Items from a figure collection
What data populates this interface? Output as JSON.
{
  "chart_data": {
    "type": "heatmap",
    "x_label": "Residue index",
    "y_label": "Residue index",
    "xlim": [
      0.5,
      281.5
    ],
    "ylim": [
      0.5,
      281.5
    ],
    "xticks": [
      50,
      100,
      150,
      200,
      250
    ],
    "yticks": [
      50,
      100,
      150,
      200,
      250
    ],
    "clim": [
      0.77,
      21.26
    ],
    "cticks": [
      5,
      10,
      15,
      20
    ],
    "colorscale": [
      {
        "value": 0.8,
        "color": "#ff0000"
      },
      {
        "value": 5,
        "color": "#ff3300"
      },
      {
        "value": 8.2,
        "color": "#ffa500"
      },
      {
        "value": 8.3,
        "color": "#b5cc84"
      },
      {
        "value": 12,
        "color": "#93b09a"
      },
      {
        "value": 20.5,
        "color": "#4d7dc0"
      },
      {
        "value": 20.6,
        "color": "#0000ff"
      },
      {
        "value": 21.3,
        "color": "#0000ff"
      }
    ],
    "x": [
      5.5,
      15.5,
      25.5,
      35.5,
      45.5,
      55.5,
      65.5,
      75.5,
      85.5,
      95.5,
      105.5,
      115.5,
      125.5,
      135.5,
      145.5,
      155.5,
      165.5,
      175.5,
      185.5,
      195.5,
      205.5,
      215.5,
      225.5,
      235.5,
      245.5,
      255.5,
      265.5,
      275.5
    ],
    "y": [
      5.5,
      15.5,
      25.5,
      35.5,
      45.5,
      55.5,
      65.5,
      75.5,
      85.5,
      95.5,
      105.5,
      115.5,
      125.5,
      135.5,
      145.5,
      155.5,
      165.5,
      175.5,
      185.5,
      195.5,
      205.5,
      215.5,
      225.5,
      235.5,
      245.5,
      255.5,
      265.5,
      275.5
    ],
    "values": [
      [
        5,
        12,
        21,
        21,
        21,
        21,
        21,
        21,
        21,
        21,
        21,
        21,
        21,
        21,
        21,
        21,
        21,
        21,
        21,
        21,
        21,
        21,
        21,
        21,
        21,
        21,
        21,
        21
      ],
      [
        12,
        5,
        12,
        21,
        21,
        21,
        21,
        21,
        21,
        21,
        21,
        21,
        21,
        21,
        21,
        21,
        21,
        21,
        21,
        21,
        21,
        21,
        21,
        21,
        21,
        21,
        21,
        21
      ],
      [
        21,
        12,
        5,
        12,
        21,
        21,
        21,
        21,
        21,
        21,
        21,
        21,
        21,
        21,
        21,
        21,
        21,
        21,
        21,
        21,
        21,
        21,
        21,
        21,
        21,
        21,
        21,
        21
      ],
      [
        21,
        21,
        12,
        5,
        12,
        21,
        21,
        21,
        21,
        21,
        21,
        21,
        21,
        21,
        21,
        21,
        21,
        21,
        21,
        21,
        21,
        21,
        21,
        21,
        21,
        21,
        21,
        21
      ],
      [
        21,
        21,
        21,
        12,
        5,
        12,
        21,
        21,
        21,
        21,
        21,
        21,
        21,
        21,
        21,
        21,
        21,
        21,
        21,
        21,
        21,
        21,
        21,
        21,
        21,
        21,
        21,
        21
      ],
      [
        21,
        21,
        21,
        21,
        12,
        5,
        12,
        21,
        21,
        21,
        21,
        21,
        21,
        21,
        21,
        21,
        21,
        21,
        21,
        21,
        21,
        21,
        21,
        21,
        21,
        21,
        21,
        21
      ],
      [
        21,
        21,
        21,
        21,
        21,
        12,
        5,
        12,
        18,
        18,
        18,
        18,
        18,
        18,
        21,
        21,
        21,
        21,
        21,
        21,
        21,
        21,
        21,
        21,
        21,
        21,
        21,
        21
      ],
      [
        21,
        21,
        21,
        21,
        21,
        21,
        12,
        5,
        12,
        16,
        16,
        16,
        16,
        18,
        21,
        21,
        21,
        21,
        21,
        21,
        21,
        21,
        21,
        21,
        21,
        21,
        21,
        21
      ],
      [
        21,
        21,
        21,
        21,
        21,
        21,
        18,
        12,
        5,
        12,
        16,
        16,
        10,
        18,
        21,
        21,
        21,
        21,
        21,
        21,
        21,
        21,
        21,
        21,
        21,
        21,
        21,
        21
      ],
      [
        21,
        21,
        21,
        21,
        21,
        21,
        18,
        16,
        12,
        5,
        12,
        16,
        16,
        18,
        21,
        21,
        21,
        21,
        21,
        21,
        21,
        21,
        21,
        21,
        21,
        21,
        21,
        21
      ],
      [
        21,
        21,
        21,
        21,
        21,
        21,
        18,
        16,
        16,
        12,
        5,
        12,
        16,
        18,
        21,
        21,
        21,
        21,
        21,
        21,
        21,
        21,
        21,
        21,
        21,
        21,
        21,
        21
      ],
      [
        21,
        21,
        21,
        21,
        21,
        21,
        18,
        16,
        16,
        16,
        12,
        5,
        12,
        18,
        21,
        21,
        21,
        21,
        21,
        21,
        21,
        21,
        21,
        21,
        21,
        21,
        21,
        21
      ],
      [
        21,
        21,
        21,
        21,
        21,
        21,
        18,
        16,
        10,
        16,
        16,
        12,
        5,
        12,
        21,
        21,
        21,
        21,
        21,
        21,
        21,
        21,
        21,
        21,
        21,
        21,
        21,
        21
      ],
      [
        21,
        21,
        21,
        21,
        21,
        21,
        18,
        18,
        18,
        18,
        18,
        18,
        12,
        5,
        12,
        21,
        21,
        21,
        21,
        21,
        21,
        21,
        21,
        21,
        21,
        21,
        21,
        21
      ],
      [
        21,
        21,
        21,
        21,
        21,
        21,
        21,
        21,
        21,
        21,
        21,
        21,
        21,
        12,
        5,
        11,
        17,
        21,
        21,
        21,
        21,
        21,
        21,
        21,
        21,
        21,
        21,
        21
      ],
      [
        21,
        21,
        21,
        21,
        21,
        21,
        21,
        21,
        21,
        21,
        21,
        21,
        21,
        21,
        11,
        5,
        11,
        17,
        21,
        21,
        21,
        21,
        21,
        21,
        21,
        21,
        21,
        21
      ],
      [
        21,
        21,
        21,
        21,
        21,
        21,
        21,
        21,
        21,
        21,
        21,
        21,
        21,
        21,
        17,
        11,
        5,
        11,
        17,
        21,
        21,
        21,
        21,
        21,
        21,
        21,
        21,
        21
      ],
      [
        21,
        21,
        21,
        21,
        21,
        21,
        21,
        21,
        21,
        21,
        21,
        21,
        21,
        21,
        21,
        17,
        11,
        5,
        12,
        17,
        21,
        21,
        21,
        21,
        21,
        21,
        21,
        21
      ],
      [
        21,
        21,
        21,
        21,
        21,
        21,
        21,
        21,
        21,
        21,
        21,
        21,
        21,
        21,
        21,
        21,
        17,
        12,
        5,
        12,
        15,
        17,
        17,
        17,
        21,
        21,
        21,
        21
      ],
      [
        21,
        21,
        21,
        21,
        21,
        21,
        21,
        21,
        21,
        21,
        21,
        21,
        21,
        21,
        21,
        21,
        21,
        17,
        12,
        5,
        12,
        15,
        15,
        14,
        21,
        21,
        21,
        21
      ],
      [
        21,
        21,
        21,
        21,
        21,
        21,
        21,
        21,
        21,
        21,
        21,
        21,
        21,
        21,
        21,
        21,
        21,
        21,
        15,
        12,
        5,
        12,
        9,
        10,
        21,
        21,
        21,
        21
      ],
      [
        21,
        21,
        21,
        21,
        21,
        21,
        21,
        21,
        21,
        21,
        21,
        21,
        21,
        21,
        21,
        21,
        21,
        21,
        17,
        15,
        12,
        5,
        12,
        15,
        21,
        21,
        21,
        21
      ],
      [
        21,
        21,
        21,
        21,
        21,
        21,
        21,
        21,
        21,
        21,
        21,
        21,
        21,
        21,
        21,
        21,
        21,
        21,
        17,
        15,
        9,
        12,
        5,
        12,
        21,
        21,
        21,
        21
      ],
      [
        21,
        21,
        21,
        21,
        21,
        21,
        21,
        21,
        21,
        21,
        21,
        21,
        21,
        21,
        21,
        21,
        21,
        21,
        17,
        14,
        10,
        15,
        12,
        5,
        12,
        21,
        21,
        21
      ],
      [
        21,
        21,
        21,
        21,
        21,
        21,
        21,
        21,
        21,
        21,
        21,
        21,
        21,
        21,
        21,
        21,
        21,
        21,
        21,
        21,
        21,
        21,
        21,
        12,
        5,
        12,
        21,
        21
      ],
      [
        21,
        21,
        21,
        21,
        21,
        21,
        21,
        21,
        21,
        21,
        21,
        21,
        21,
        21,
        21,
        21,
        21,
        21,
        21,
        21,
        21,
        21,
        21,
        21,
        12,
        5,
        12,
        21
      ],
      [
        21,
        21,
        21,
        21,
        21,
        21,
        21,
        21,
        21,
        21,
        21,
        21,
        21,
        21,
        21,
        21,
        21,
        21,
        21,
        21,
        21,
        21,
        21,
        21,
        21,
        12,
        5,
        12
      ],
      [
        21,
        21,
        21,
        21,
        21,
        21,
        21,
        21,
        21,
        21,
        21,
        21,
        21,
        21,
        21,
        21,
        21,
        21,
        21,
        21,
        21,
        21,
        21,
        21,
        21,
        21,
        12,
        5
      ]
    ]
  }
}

▶ **PROBLEM TO SOLVE**
Determine the number of lines in the listing that contain the string "index". Write that number and nothing else.

▶ **TASK RESULT**
2